→ **Given exercise**: Pull every line of the entries that has the word "твору".

━━━ Supplied information

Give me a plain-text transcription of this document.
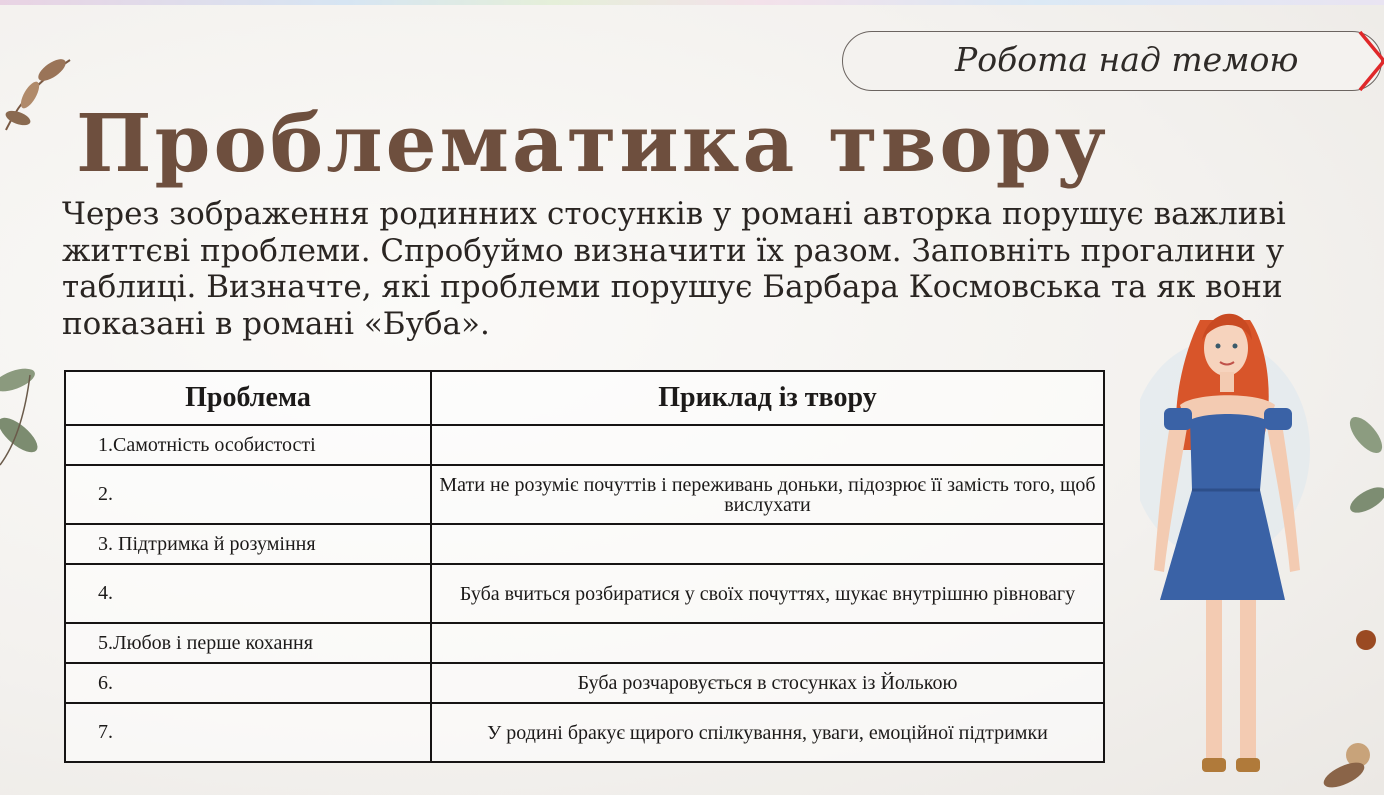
Робота над темою
Проблематика твору
Через зображення родинних стосунків у романі авторка порушує важливі життєві проблеми. Спробуймо визначити їх разом. Заповніть прогалини у таблиці. Визначте, які проблеми порушує Барбара Космовська та як вони показані в романі «Буба».
Проблема	Приклад із твору
1.Самотність особистості	
2.	Мати не розуміє почуттів і переживань доньки, підозрює її замість того, щоб вислухати
3. Підтримка й розуміння	
4.	Буба вчиться розбиратися у своїх почуттях, шукає внутрішню рівновагу
5.Любов і перше кохання	
6.	Буба розчаровується в стосунках із Йолькою
7.	У родині бракує щирого спілкування, уваги, емоційної підтримки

━━━━━━

→ **Full answer**:
Проблематика твору
Проблема	Приклад із твору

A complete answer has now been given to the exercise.